[Entries shown]
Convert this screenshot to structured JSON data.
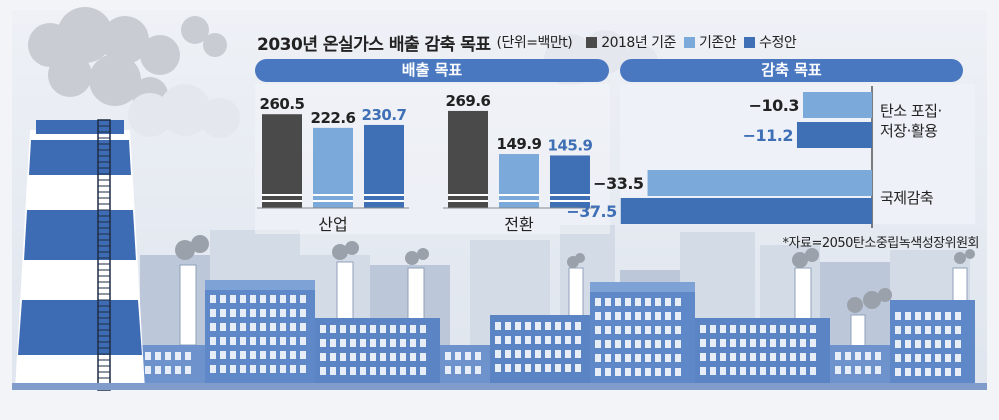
{
  "title": "2030년 온실가스 배출 감축 목표",
  "unit": "(단위=백만t)",
  "legend": [
    {
      "label": "2018년 기준",
      "color": "#4a4a4a"
    },
    {
      "label": "기존안",
      "color": "#7aa9da"
    },
    {
      "label": "수정안",
      "color": "#3f6fb5"
    }
  ],
  "panels": {
    "emission": "배출 목표",
    "reduction": "감축 목표"
  },
  "source": "*자료=2050탄소중립녹색성장위원회",
  "chart_data": [
    {
      "type": "bar",
      "title": "배출 목표",
      "categories": [
        "산업",
        "전환"
      ],
      "series": [
        {
          "name": "2018년 기준",
          "values": [
            260.5,
            269.6
          ],
          "color": "#4a4a4a"
        },
        {
          "name": "기존안",
          "values": [
            222.6,
            149.9
          ],
          "color": "#7aa9da"
        },
        {
          "name": "수정안",
          "values": [
            230.7,
            145.9
          ],
          "color": "#3f6fb5"
        }
      ],
      "value_labels": [
        [
          "260.5",
          "222.6",
          "230.7"
        ],
        [
          "269.6",
          "149.9",
          "145.9"
        ]
      ]
    },
    {
      "type": "bar",
      "orientation": "horizontal",
      "title": "감축 목표",
      "categories": [
        "탄소 포집·저장·활용",
        "국제감축"
      ],
      "category_lines": [
        [
          "탄소 포집·",
          "저장·활용"
        ],
        [
          "국제감축"
        ]
      ],
      "series": [
        {
          "name": "기존안",
          "values": [
            -10.3,
            -33.5
          ],
          "color": "#7aa9da"
        },
        {
          "name": "수정안",
          "values": [
            -11.2,
            -37.5
          ],
          "color": "#3f6fb5"
        }
      ],
      "value_labels": [
        [
          "−10.3",
          "−11.2"
        ],
        [
          "−33.5",
          "−37.5"
        ]
      ]
    }
  ]
}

[Short problem]
Without the pictures, repeat all the records word for word.

[Finished exercise]
Convert this screenshot to structured JSON data.
{
  "title": "2030년 온실가스 배출 감축 목표",
  "unit": "(단위=백만t)",
  "legend": [
    {
      "label": "2018년 기준",
      "color": "#4a4a4a"
    },
    {
      "label": "기존안",
      "color": "#7aa9da"
    },
    {
      "label": "수정안",
      "color": "#3f6fb5"
    }
  ],
  "panels": {
    "emission": "배출 목표",
    "reduction": "감축 목표"
  },
  "source": "*자료=2050탄소중립녹색성장위원회",
  "chart_data": [
    {
      "type": "bar",
      "title": "배출 목표",
      "categories": [
        "산업",
        "전환"
      ],
      "series": [
        {
          "name": "2018년 기준",
          "values": [
            260.5,
            269.6
          ],
          "color": "#4a4a4a"
        },
        {
          "name": "기존안",
          "values": [
            222.6,
            149.9
          ],
          "color": "#7aa9da"
        },
        {
          "name": "수정안",
          "values": [
            230.7,
            145.9
          ],
          "color": "#3f6fb5"
        }
      ],
      "value_labels": [
        [
          "260.5",
          "222.6",
          "230.7"
        ],
        [
          "269.6",
          "149.9",
          "145.9"
        ]
      ]
    },
    {
      "type": "bar",
      "orientation": "horizontal",
      "title": "감축 목표",
      "categories": [
        "탄소 포집·저장·활용",
        "국제감축"
      ],
      "category_lines": [
        [
          "탄소 포집·",
          "저장·활용"
        ],
        [
          "국제감축"
        ]
      ],
      "series": [
        {
          "name": "기존안",
          "values": [
            -10.3,
            -33.5
          ],
          "color": "#7aa9da"
        },
        {
          "name": "수정안",
          "values": [
            -11.2,
            -37.5
          ],
          "color": "#3f6fb5"
        }
      ],
      "value_labels": [
        [
          "−10.3",
          "−11.2"
        ],
        [
          "−33.5",
          "−37.5"
        ]
      ]
    }
  ]
}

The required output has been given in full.